> Data for the task:
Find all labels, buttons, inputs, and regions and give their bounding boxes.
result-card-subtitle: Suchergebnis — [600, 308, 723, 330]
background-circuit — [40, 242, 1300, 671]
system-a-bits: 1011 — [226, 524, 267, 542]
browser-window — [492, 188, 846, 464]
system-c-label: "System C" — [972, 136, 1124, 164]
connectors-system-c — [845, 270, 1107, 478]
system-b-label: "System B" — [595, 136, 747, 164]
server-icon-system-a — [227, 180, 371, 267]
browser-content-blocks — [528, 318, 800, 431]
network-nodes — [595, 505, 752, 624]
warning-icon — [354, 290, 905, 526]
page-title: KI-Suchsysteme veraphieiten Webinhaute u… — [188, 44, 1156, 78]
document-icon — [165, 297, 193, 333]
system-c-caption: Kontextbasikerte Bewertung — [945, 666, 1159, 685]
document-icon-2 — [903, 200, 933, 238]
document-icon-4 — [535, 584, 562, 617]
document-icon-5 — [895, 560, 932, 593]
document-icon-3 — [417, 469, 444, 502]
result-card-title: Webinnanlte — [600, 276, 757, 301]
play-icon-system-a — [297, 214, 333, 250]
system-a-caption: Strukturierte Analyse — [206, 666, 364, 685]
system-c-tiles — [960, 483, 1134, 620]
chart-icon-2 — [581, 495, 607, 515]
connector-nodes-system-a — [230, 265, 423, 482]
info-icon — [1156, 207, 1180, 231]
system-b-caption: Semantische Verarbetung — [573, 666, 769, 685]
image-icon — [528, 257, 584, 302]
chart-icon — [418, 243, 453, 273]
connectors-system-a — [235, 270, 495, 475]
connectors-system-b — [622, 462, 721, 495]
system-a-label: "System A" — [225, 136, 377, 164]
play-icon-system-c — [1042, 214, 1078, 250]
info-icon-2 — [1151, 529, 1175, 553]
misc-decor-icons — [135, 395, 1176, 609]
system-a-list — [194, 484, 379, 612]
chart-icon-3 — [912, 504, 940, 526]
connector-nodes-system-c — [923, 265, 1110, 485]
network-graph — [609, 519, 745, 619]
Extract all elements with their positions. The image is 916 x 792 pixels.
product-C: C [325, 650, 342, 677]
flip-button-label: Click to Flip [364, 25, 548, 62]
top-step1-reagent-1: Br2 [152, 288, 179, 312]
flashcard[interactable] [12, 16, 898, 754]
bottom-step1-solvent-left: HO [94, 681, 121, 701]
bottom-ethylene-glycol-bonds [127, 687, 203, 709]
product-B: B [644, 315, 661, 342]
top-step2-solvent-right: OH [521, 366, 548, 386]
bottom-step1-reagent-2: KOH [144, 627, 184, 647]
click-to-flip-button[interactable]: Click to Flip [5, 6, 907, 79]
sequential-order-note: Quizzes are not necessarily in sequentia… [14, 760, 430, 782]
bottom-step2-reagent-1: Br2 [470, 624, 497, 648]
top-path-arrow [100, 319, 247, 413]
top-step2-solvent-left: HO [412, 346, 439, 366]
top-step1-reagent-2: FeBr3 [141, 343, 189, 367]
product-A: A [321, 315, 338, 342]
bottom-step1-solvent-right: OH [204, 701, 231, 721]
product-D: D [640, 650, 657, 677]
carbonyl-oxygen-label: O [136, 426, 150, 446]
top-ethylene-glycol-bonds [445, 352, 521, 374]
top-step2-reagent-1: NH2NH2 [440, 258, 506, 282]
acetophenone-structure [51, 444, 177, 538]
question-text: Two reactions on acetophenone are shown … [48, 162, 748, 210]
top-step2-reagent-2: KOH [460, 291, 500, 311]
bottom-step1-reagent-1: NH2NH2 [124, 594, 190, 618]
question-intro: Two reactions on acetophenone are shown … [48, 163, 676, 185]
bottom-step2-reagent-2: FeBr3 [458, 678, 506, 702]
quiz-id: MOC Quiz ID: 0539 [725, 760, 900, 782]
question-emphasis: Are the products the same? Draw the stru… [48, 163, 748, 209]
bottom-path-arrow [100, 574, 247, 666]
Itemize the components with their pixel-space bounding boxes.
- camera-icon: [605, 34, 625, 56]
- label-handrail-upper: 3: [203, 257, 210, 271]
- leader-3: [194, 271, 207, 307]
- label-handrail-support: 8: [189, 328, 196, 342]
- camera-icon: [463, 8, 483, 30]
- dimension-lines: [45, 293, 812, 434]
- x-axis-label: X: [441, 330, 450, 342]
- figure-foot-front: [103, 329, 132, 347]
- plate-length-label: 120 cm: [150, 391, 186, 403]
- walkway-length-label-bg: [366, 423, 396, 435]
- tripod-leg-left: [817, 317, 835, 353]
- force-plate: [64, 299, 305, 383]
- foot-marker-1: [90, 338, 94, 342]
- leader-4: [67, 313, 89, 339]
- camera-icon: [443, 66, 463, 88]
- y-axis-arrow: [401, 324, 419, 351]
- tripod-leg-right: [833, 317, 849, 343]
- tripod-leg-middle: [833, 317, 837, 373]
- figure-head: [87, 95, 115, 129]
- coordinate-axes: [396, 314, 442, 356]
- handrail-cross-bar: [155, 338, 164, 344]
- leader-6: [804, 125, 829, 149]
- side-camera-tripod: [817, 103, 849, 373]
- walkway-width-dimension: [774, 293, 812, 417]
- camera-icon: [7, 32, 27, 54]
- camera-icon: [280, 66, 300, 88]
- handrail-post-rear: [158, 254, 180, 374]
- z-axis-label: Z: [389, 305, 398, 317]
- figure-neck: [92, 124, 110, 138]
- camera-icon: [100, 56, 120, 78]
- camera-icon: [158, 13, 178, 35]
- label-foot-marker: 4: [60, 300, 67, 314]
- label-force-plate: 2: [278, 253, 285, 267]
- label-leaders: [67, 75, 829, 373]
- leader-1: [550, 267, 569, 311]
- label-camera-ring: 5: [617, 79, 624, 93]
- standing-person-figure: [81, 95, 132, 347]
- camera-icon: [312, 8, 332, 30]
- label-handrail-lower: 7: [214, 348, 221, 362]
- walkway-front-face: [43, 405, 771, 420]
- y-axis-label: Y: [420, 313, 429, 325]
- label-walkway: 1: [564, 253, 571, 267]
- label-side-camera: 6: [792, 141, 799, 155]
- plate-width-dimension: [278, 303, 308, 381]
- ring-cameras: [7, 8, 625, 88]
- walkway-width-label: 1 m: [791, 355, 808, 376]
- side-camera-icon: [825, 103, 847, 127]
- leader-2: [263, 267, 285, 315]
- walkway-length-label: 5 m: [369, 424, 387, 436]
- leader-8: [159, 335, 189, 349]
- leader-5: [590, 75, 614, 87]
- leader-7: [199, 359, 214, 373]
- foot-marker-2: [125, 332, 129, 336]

> Task prompt:
Reproduce the data above word for word, from its first line through the line that contains "connector-nodes-system-a — [230, 265, 423, 482]", including both.

> Response to this exercise:
Find all labels, buttons, inputs, and regions and give their bounding boxes.
result-card-subtitle: Suchergebnis — [600, 308, 723, 330]
background-circuit — [40, 242, 1300, 671]
system-a-bits: 1011 — [226, 524, 267, 542]
browser-window — [492, 188, 846, 464]
system-c-label: "System C" — [972, 136, 1124, 164]
connectors-system-c — [845, 270, 1107, 478]
system-b-label: "System B" — [595, 136, 747, 164]
server-icon-system-a — [227, 180, 371, 267]
browser-content-blocks — [528, 318, 800, 431]
network-nodes — [595, 505, 752, 624]
warning-icon — [354, 290, 905, 526]
page-title: KI-Suchsysteme veraphieiten Webinhaute u… — [188, 44, 1156, 78]
document-icon — [165, 297, 193, 333]
system-c-caption: Kontextbasikerte Bewertung — [945, 666, 1159, 685]
document-icon-2 — [903, 200, 933, 238]
document-icon-4 — [535, 584, 562, 617]
document-icon-5 — [895, 560, 932, 593]
document-icon-3 — [417, 469, 444, 502]
result-card-title: Webinnanlte — [600, 276, 757, 301]
play-icon-system-a — [297, 214, 333, 250]
system-a-caption: Strukturierte Analyse — [206, 666, 364, 685]
system-c-tiles — [960, 483, 1134, 620]
chart-icon-2 — [581, 495, 607, 515]
connector-nodes-system-a — [230, 265, 423, 482]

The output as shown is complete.